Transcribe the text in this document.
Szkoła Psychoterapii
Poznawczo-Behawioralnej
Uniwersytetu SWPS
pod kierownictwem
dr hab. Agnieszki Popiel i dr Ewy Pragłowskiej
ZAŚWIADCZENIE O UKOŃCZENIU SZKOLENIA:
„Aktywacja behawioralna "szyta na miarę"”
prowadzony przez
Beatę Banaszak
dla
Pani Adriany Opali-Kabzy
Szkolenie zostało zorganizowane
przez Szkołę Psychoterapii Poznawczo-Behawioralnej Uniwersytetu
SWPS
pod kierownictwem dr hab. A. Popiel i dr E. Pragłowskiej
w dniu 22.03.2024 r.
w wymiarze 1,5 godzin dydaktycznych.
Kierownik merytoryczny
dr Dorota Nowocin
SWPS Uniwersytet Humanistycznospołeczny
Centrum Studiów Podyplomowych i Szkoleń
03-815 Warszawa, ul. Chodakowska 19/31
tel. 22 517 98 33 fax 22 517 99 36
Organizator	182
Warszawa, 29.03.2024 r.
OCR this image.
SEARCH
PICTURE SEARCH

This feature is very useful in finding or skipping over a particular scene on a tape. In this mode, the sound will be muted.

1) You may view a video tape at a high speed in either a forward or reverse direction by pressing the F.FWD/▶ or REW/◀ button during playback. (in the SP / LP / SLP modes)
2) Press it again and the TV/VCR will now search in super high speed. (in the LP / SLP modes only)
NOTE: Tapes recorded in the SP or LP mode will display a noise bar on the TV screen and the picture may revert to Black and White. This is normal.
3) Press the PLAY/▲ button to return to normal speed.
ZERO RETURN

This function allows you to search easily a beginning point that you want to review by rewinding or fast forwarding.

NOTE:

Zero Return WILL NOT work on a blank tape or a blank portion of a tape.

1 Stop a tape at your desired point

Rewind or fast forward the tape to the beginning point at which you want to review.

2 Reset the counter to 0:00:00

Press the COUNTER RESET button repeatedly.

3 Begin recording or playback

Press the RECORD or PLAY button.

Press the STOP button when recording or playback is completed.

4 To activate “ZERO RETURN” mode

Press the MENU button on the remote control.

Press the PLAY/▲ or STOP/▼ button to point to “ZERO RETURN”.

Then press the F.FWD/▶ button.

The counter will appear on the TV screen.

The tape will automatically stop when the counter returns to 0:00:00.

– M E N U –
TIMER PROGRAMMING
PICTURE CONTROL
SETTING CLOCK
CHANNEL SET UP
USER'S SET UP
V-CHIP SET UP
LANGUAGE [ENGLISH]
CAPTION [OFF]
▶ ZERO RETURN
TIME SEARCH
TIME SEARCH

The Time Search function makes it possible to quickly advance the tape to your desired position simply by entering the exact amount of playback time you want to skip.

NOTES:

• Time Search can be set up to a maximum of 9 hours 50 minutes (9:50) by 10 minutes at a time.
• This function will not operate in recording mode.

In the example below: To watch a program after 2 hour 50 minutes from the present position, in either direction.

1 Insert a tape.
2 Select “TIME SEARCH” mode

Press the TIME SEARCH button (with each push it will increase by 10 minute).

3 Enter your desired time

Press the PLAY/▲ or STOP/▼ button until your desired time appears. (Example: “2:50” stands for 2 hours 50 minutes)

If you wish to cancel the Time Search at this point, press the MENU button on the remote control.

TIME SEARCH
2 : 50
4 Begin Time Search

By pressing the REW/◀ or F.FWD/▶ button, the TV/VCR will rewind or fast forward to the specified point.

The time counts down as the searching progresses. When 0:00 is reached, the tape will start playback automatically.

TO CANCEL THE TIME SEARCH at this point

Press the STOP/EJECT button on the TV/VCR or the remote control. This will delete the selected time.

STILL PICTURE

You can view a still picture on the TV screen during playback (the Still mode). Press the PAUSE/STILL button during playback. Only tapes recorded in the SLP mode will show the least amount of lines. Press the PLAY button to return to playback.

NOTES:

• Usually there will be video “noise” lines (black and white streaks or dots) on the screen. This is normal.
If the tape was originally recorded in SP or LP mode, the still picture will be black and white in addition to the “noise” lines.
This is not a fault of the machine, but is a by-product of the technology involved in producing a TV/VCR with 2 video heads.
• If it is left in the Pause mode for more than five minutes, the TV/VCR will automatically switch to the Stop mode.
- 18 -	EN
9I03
====
Exercise details: Please repeat all the records above exactly as they appear.

Response:
Transcribe the text in this document.
Szkoła Psychoterapii
Poznawczo-Behawioralnej
Uniwersytetu SWPS
pod kierownictwem
dr hab. Agnieszki Popiel i dr Ewy Pragłowskiej
ZAŚWIADCZENIE O UKOŃCZENIU SZKOLENIA:
„Aktywacja behawioralna "szyta na miarę"”
prowadzony przez
Beatę Banaszak
dla
Pani Adriany Opali-Kabzy
Szkolenie zostało zorganizowane
przez Szkołę Psychoterapii Poznawczo-Behawioralnej Uniwersytetu
SWPS
pod kierownictwem dr hab. A. Popiel i dr E. Pragłowskiej
w dniu 22.03.2024 r.
w wymiarze 1,5 godzin dydaktycznych.
Kierownik merytoryczny
dr Dorota Nowocin
SWPS Uniwersytet Humanistycznospołeczny
Centrum Studiów Podyplomowych i Szkoleń
03-815 Warszawa, ul. Chodakowska 19/31
tel. 22 517 98 33 fax 22 517 99 36
Organizator	182
Warszawa, 29.03.2024 r.
OCR this image.
SEARCH
PICTURE SEARCH

This feature is very useful in finding or skipping over a particular scene on a tape. In this mode, the sound will be muted.

1) You may view a video tape at a high speed in either a forward or reverse direction by pressing the F.FWD/▶ or REW/◀ button during playback. (in the SP / LP / SLP modes)
2) Press it again and the TV/VCR will now search in super high speed. (in the LP / SLP modes only)
NOTE: Tapes recorded in the SP or LP mode will display a noise bar on the TV screen and the picture may revert to Black and White. This is normal.
3) Press the PLAY/▲ button to return to normal speed.
ZERO RETURN

This function allows you to search easily a beginning point that you want to review by rewinding or fast forwarding.

NOTE:

Zero Return WILL NOT work on a blank tape or a blank portion of a tape.

1 Stop a tape at your desired point

Rewind or fast forward the tape to the beginning point at which you want to review.

2 Reset the counter to 0:00:00

Press the COUNTER RESET button repeatedly.

3 Begin recording or playback

Press the RECORD or PLAY button.

Press the STOP button when recording or playback is completed.

4 To activate “ZERO RETURN” mode

Press the MENU button on the remote control.

Press the PLAY/▲ or STOP/▼ button to point to “ZERO RETURN”.

Then press the F.FWD/▶ button.

The counter will appear on the TV screen.

The tape will automatically stop when the counter returns to 0:00:00.

– M E N U –
TIMER PROGRAMMING
PICTURE CONTROL
SETTING CLOCK
CHANNEL SET UP
USER'S SET UP
V-CHIP SET UP
LANGUAGE [ENGLISH]
CAPTION [OFF]
▶ ZERO RETURN
TIME SEARCH
TIME SEARCH

The Time Search function makes it possible to quickly advance the tape to your desired position simply by entering the exact amount of playback time you want to skip.

NOTES:

• Time Search can be set up to a maximum of 9 hours 50 minutes (9:50) by 10 minutes at a time.
• This function will not operate in recording mode.

In the example below: To watch a program after 2 hour 50 minutes from the present position, in either direction.

1 Insert a tape.
2 Select “TIME SEARCH” mode

Press the TIME SEARCH button (with each push it will increase by 10 minute).

3 Enter your desired time

Press the PLAY/▲ or STOP/▼ button until your desired time appears. (Example: “2:50” stands for 2 hours 50 minutes)

If you wish to cancel the Time Search at this point, press the MENU button on the remote control.

TIME SEARCH
2 : 50
4 Begin Time Search

By pressing the REW/◀ or F.FWD/▶ button, the TV/VCR will rewind or fast forward to the specified point.

The time counts down as the searching progresses. When 0:00 is reached, the tape will start playback automatically.

TO CANCEL THE TIME SEARCH at this point

Press the STOP/EJECT button on the TV/VCR or the remote control. This will delete the selected time.

STILL PICTURE

You can view a still picture on the TV screen during playback (the Still mode). Press the PAUSE/STILL button during playback. Only tapes recorded in the SLP mode will show the least amount of lines. Press the PLAY button to return to playback.

NOTES:

• Usually there will be video “noise” lines (black and white streaks or dots) on the screen. This is normal.
If the tape was originally recorded in SP or LP mode, the still picture will be black and white in addition to the “noise” lines.
This is not a fault of the machine, but is a by-product of the technology involved in producing a TV/VCR with 2 video heads.
• If it is left in the Pause mode for more than five minutes, the TV/VCR will automatically switch to the Stop mode.
- 18 -	EN
9I03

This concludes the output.